Look through the material and copy each line holding "between".

## Listed entries

——

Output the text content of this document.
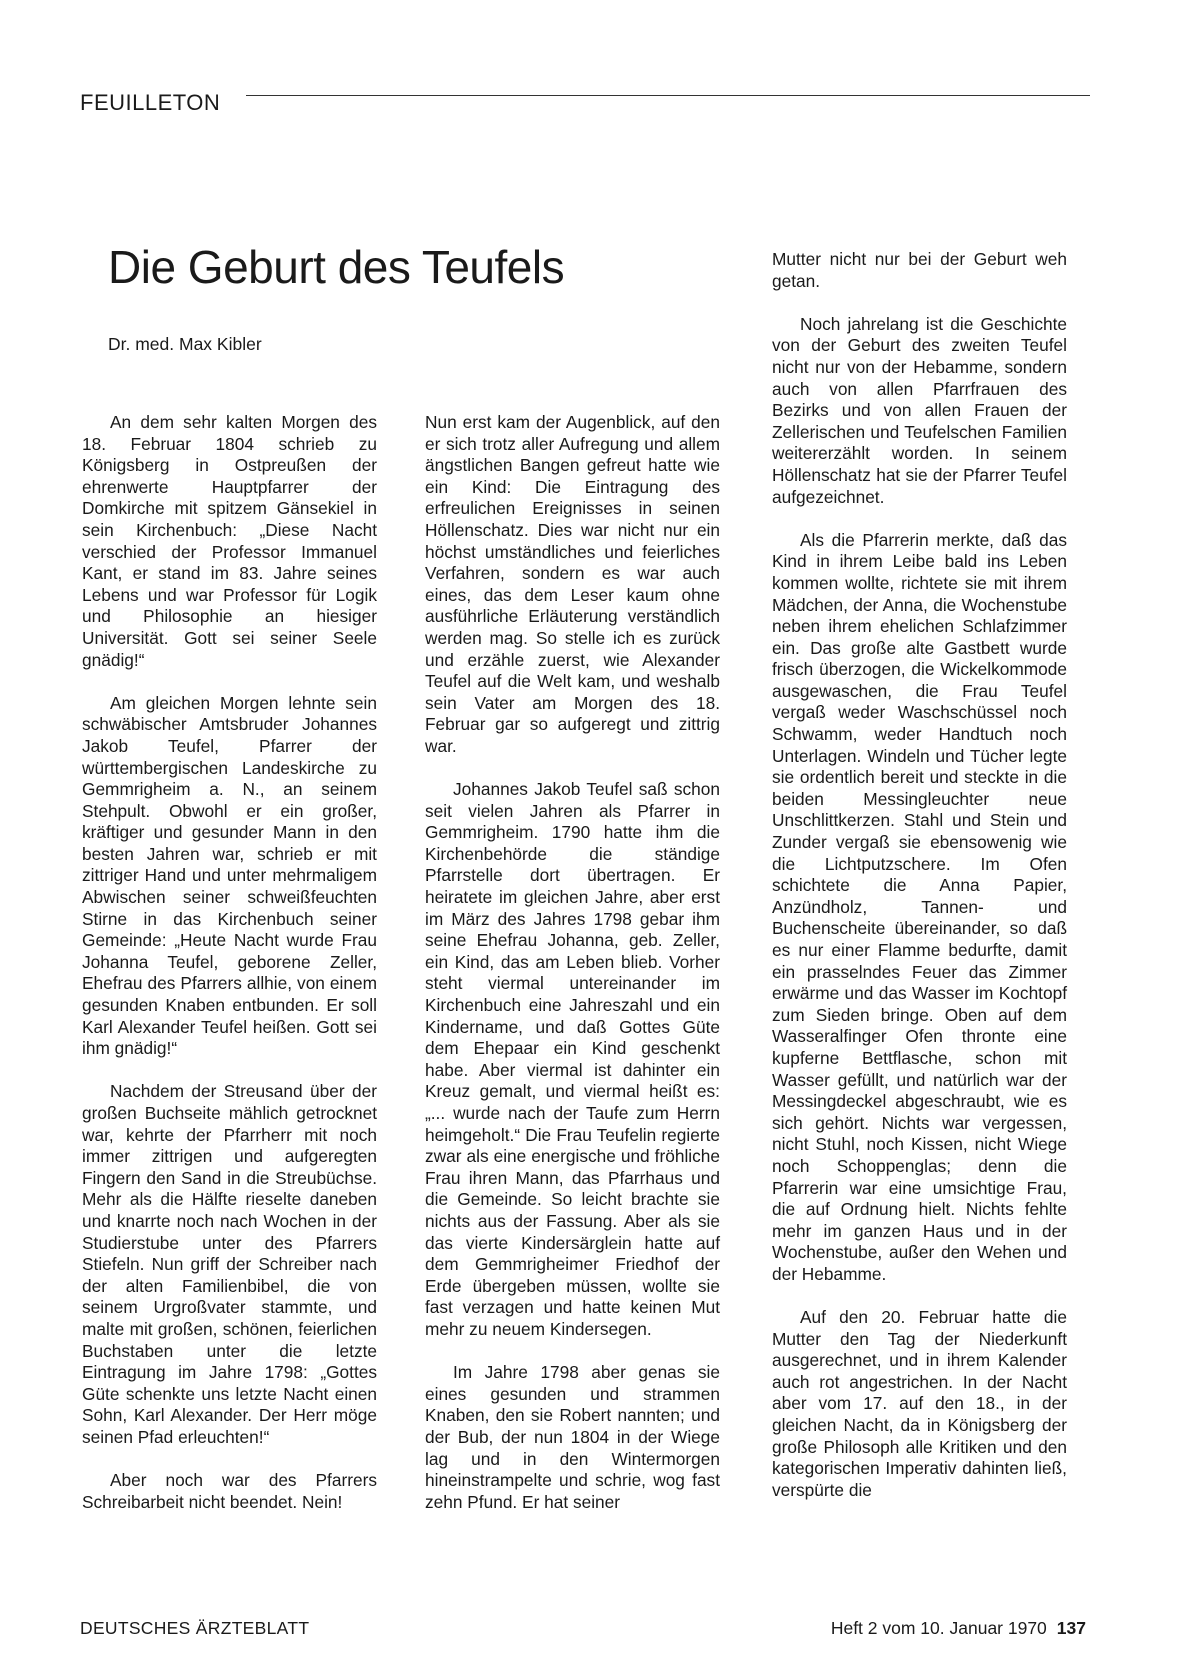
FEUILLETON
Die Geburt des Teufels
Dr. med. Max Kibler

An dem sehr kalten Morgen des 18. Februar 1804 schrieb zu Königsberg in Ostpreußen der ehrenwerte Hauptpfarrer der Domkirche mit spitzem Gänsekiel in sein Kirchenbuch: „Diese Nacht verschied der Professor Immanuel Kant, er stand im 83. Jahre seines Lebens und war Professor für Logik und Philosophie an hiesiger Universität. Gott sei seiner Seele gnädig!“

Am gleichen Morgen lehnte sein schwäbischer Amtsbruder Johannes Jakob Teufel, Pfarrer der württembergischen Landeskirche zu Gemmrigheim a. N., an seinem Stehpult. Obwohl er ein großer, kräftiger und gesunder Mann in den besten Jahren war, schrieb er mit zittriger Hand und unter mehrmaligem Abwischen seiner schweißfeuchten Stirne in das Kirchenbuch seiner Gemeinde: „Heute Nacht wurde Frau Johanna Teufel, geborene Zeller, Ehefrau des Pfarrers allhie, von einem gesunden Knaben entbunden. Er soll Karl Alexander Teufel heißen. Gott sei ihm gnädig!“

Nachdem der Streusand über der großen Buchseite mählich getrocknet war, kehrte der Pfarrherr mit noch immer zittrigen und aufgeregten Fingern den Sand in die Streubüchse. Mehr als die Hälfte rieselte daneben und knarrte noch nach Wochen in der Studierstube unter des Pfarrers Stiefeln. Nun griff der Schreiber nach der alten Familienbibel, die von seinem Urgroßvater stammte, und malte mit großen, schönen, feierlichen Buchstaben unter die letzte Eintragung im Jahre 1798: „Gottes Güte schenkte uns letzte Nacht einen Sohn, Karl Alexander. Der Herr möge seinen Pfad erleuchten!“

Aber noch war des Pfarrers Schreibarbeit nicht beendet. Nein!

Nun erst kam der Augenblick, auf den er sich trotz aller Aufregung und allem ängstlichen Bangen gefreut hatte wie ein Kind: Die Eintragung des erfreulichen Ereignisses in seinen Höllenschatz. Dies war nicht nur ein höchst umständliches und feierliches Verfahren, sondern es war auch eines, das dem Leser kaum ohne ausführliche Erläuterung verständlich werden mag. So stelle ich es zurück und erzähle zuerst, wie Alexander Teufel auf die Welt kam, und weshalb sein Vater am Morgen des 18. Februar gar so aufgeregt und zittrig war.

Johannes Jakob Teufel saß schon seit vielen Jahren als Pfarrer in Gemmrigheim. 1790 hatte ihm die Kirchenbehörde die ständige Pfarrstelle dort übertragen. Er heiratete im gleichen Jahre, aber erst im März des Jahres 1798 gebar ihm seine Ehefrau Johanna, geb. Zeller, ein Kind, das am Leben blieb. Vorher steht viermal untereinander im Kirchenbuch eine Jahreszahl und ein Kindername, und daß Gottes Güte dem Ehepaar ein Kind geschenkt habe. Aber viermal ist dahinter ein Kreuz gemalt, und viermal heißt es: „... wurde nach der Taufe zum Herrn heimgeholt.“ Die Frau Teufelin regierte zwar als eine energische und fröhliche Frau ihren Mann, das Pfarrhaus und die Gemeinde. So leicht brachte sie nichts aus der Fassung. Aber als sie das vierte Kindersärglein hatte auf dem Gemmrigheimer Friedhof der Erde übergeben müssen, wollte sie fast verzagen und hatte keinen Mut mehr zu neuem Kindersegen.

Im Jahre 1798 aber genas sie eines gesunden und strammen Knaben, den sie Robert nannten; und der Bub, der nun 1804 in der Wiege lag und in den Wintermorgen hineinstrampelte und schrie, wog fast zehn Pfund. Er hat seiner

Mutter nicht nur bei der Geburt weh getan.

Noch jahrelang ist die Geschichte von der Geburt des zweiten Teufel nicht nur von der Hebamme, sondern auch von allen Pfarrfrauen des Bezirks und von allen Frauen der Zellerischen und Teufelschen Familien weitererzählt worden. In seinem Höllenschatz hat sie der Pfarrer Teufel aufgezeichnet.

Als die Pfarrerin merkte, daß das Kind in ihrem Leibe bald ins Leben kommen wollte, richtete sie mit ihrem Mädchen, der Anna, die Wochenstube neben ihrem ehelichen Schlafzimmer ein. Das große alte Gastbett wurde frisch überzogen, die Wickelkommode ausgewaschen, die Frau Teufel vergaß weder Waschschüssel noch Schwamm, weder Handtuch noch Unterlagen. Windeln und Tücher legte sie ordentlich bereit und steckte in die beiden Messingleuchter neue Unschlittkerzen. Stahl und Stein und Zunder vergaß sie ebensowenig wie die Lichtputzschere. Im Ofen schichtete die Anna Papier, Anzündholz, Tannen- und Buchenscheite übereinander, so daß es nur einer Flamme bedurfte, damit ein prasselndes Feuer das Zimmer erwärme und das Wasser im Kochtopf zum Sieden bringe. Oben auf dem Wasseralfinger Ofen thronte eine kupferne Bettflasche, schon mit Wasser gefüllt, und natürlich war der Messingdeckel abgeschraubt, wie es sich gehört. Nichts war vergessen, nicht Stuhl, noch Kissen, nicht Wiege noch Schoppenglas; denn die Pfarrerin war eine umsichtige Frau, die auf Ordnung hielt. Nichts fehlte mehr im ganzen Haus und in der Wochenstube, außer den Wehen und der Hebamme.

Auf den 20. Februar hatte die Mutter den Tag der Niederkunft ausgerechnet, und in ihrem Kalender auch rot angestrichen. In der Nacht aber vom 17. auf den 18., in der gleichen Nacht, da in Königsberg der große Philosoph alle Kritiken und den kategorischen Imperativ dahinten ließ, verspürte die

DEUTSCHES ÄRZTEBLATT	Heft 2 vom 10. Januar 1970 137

——

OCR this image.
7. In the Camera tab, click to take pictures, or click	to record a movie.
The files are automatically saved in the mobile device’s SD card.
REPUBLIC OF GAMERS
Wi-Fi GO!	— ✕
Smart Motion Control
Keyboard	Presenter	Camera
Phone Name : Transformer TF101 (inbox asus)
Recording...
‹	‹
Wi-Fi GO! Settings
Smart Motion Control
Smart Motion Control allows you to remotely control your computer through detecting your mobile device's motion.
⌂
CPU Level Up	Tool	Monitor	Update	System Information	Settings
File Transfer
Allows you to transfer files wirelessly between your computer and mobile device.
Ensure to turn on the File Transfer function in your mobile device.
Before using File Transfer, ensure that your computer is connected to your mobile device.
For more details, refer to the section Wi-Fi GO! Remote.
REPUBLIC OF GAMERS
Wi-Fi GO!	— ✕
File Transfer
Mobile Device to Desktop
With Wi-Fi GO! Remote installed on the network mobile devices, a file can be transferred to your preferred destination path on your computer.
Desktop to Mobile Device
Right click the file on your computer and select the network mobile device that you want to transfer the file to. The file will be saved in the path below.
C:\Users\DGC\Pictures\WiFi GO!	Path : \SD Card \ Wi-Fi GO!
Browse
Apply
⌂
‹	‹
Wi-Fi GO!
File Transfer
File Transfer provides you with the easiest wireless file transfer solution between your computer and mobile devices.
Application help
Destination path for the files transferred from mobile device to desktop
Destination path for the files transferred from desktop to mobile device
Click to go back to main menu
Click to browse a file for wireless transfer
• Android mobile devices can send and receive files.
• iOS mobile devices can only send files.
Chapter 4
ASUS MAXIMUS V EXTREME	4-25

——

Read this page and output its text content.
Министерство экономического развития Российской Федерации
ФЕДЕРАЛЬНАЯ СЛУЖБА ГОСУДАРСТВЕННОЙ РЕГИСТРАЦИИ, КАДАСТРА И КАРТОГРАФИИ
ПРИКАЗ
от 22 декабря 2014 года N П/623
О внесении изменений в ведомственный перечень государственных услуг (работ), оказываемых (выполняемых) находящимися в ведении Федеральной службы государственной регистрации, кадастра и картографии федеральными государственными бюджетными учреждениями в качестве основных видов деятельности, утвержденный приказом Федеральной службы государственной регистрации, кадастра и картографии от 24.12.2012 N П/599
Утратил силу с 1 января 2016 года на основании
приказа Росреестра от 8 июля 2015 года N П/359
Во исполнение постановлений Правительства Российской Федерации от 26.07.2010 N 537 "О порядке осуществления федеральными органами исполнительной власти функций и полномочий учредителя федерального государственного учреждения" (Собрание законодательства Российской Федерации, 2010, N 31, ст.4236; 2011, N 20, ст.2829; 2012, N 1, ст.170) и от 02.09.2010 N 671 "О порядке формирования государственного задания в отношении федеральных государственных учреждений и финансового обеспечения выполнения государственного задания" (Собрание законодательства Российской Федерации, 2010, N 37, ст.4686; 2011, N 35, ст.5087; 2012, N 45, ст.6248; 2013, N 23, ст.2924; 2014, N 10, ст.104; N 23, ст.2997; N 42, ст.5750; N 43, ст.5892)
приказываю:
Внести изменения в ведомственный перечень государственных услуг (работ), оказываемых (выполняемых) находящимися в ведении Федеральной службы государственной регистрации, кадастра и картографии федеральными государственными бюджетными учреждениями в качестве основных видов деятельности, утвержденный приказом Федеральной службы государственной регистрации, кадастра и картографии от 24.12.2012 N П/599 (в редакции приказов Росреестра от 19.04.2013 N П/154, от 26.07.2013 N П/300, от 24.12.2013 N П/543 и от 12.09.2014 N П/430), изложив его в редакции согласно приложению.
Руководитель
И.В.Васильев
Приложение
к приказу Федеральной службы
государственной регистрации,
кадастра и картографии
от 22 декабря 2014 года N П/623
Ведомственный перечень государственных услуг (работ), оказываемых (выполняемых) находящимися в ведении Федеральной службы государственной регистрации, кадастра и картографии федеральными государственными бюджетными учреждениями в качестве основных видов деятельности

——

## Solution to this problem
Allows you to transfer files wirelessly between your computer and mobile device.
File Transfer provides you with the easiest wireless file transfer solution between your computer and mobile devices.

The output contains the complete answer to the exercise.